**WHAT IS REQUIRED:**
Tally the lines containing "risetime" and report the number alone.

**INPUT MATERIAL:**
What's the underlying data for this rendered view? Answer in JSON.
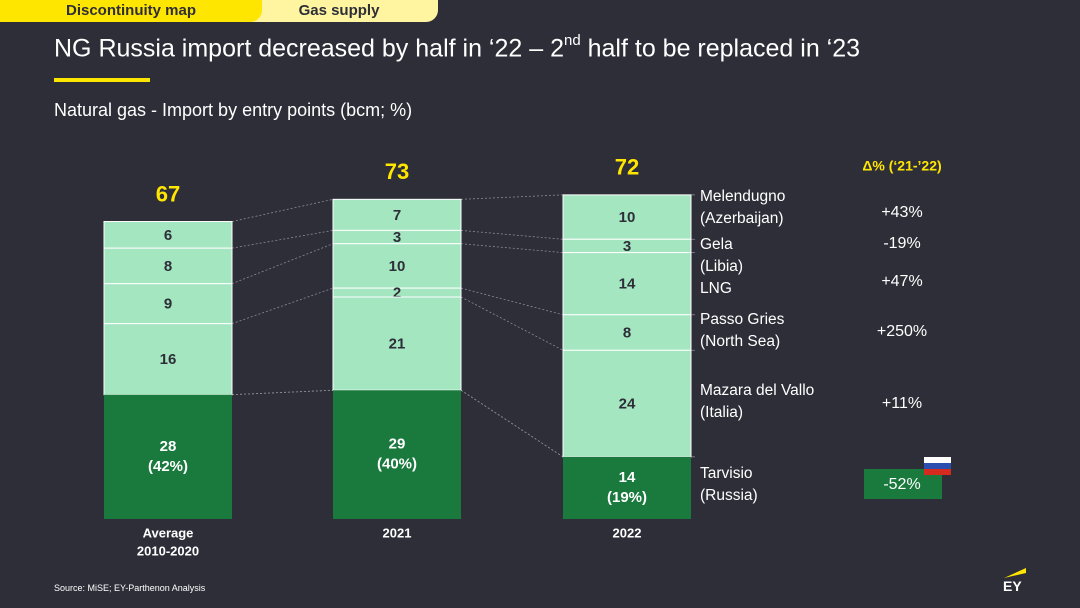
{
  "tabs": [
    {
      "label": "Discontinuity map",
      "active": true
    },
    {
      "label": "Gas supply",
      "active": false
    }
  ],
  "title": {
    "main": "NG Russia import decreased by half in ‘22 – 2",
    "sup": "nd",
    "rest": " half to be replaced in ‘23"
  },
  "subtitle": "Natural gas - Import by entry points (bcm; %)",
  "source": "Source: MiSE; EY-Parthenon Analysis",
  "logo_text": "EY",
  "colors": {
    "light": "#a3e6c0",
    "dark": "#1a7a3e",
    "accent": "#ffe600",
    "background": "#2e2e38"
  },
  "chart_data": {
    "type": "bar",
    "stacked": true,
    "categories": [
      "Average\n2010-2020",
      "2021",
      "2022"
    ],
    "category_lines": [
      [
        "Average",
        "2010-2020"
      ],
      [
        "2021"
      ],
      [
        "2022"
      ]
    ],
    "totals": [
      "67",
      "73",
      "72"
    ],
    "delta_header": "Δ%  (‘21-’22)",
    "series": [
      {
        "name": "Melendugno (Azerbaijan)",
        "label_lines": [
          "Melendugno",
          "(Azerbaijan)"
        ],
        "values": [
          6,
          7,
          10
        ],
        "labels": [
          "6",
          "7",
          "10"
        ],
        "delta": "+43%"
      },
      {
        "name": "Gela (Libia)",
        "label_lines": [
          "Gela",
          "(Libia)"
        ],
        "values": [
          8,
          3,
          3
        ],
        "labels": [
          "8",
          "3",
          "3"
        ],
        "delta": "-19%"
      },
      {
        "name": "LNG",
        "label_lines": [
          "LNG"
        ],
        "values": [
          9,
          10,
          14
        ],
        "labels": [
          "9",
          "10",
          "14"
        ],
        "delta": "+47%"
      },
      {
        "name": "Passo Gries (North Sea)",
        "label_lines": [
          "Passo Gries",
          "(North Sea)"
        ],
        "values": [
          16,
          2,
          8
        ],
        "labels": [
          "16",
          "2",
          "8"
        ],
        "delta": "+250%"
      },
      {
        "name": "Mazara del Vallo (Italia)",
        "label_lines": [
          "Mazara del Vallo",
          "(Italia)"
        ],
        "values": [
          0,
          21,
          24
        ],
        "labels": [
          "",
          "21",
          "24"
        ],
        "delta": "+11%"
      },
      {
        "name": "Tarvisio (Russia)",
        "label_lines": [
          "Tarvisio",
          "(Russia)"
        ],
        "values": [
          28,
          29,
          14
        ],
        "labels": [
          "28\n(42%)",
          "29\n(40%)",
          "14\n(19%)"
        ],
        "label_lines_per_bar": [
          [
            "28",
            "(42%)"
          ],
          [
            "29",
            "(40%)"
          ],
          [
            "14",
            "(19%)"
          ]
        ],
        "delta": "-52%",
        "highlight": true
      }
    ],
    "legend": "right",
    "grid": false
  }
}
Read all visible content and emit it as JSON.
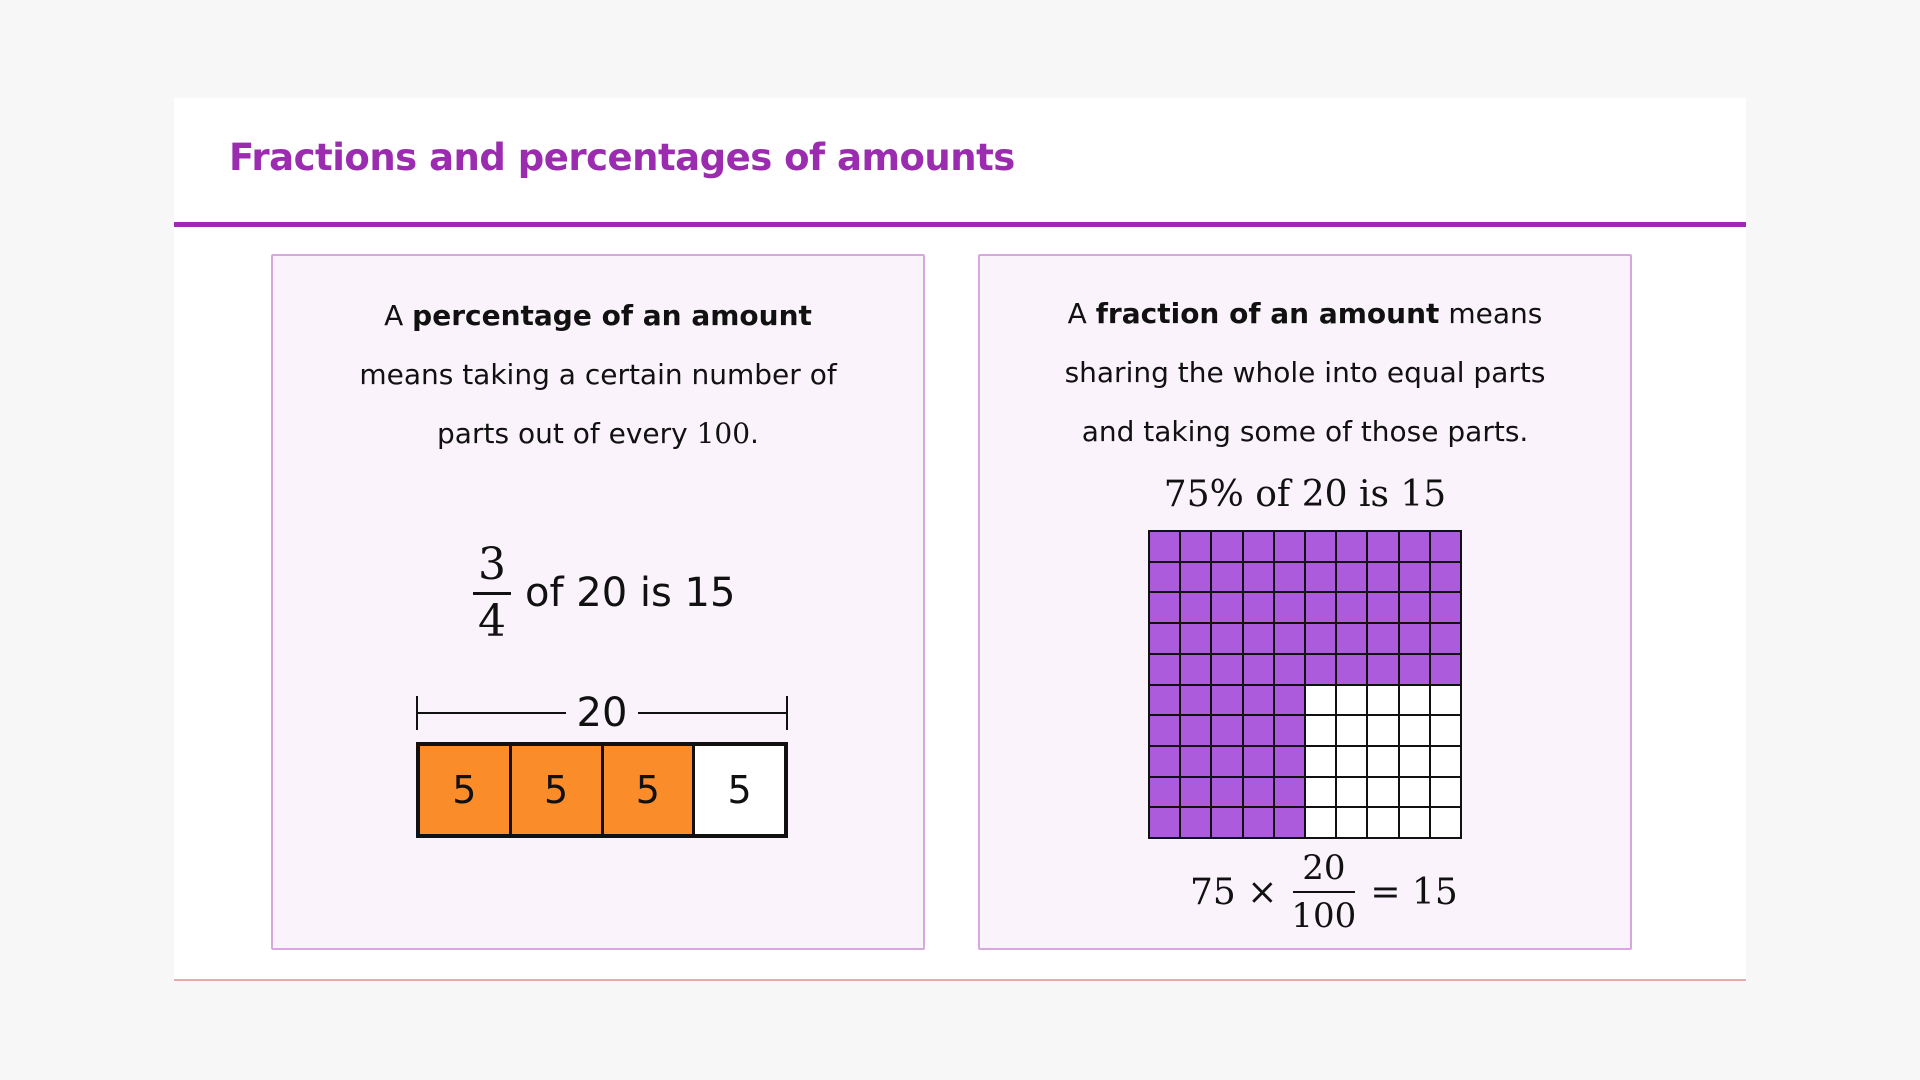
{
  "title": "Fractions and percentages of amounts",
  "left_panel": {
    "desc_prefix": "A ",
    "desc_bold": "percentage of an amount",
    "desc_line2": "means taking a certain number of",
    "desc_line3_prefix": "parts out of every ",
    "desc_line3_num": "100",
    "desc_line3_suffix": ".",
    "fraction_numerator": "3",
    "fraction_denominator": "4",
    "statement_text": "of 20 is 15",
    "bar_model": {
      "total": "20",
      "cells": [
        {
          "label": "5",
          "filled": true
        },
        {
          "label": "5",
          "filled": true
        },
        {
          "label": "5",
          "filled": true
        },
        {
          "label": "5",
          "filled": false
        }
      ]
    }
  },
  "right_panel": {
    "desc_prefix": "A ",
    "desc_bold": "fraction of an amount",
    "desc_suffix": " means",
    "desc_line2": "sharing the whole into equal parts",
    "desc_line3": "and taking some of those parts.",
    "grid_caption": "75% of 20 is 15",
    "grid": {
      "rows": 10,
      "cols": 10,
      "shaded_count": 75,
      "shaded_color": "#ac5bdc"
    },
    "equation": {
      "left": "75 ×",
      "numerator": "20",
      "denominator": "100",
      "right": "= 15"
    }
  },
  "colors": {
    "title": "#9b2cb0",
    "panel_bg": "#faf3fb",
    "panel_border": "#d9a7df",
    "bar_fill": "#fb8c2a"
  }
}
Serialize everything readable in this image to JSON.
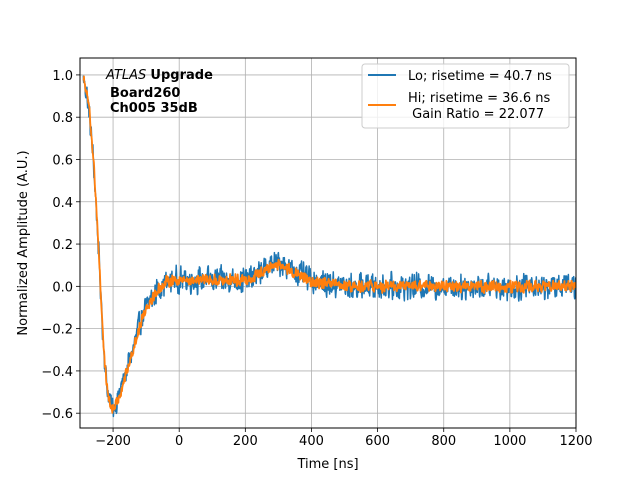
{
  "chart_data": {
    "type": "line",
    "xlabel": "Time [ns]",
    "ylabel": "Normalized Amplitude (A.U.)",
    "xlim": [
      -300,
      1200
    ],
    "ylim": [
      -0.67,
      1.08
    ],
    "grid": true,
    "xticks": [
      -200,
      0,
      200,
      400,
      600,
      800,
      1000,
      1200
    ],
    "xtick_labels": [
      "−200",
      "0",
      "200",
      "400",
      "600",
      "800",
      "1000",
      "1200"
    ],
    "yticks": [
      -0.6,
      -0.4,
      -0.2,
      0.0,
      0.2,
      0.4,
      0.6,
      0.8,
      1.0
    ],
    "ytick_labels": [
      "−0.6",
      "−0.4",
      "−0.2",
      "0.0",
      "0.2",
      "0.4",
      "0.6",
      "0.8",
      "1.0"
    ],
    "annotation": {
      "line1_italic": "ATLAS",
      "line1_bold": "Upgrade",
      "line2": "Board260",
      "line3": "Ch005 35dB"
    },
    "legend_position": "upper right",
    "series": [
      {
        "name": "Lo; risetime = 40.7 ns",
        "color": "#1f77b4",
        "noise": 0.045,
        "x": [
          -290,
          -280,
          -270,
          -260,
          -250,
          -240,
          -230,
          -220,
          -210,
          -200,
          -190,
          -180,
          -170,
          -160,
          -150,
          -140,
          -130,
          -120,
          -110,
          -100,
          -80,
          -60,
          -40,
          -20,
          0,
          50,
          100,
          150,
          200,
          230,
          260,
          290,
          310,
          330,
          360,
          400,
          450,
          500,
          600,
          700,
          800,
          900,
          1000,
          1100,
          1200
        ],
        "y": [
          0.98,
          0.92,
          0.78,
          0.6,
          0.35,
          0.05,
          -0.25,
          -0.45,
          -0.55,
          -0.57,
          -0.55,
          -0.5,
          -0.45,
          -0.4,
          -0.35,
          -0.3,
          -0.24,
          -0.18,
          -0.14,
          -0.1,
          -0.05,
          -0.01,
          0.02,
          0.03,
          0.03,
          0.03,
          0.03,
          0.03,
          0.03,
          0.05,
          0.08,
          0.11,
          0.11,
          0.09,
          0.06,
          0.03,
          0.01,
          0.0,
          0.0,
          0.0,
          0.0,
          0.0,
          0.0,
          0.0,
          0.0
        ]
      },
      {
        "name": "Hi; risetime = 36.6 ns\n Gain Ratio = 22.077",
        "color": "#ff7f0e",
        "noise": 0.02,
        "x": [
          -290,
          -280,
          -270,
          -260,
          -250,
          -240,
          -230,
          -220,
          -210,
          -200,
          -190,
          -180,
          -170,
          -160,
          -150,
          -140,
          -130,
          -120,
          -110,
          -100,
          -80,
          -60,
          -40,
          -20,
          0,
          50,
          100,
          150,
          200,
          230,
          260,
          290,
          310,
          330,
          360,
          400,
          450,
          500,
          600,
          700,
          800,
          900,
          1000,
          1100,
          1200
        ],
        "y": [
          0.99,
          0.93,
          0.8,
          0.62,
          0.37,
          0.06,
          -0.25,
          -0.46,
          -0.56,
          -0.58,
          -0.56,
          -0.51,
          -0.46,
          -0.41,
          -0.36,
          -0.3,
          -0.25,
          -0.19,
          -0.14,
          -0.1,
          -0.05,
          -0.01,
          0.02,
          0.03,
          0.03,
          0.03,
          0.03,
          0.03,
          0.03,
          0.05,
          0.08,
          0.1,
          0.1,
          0.08,
          0.05,
          0.02,
          0.01,
          0.0,
          0.0,
          0.0,
          0.0,
          0.0,
          0.0,
          0.0,
          0.0
        ]
      }
    ]
  }
}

**EXPECTED ANSWER:**
2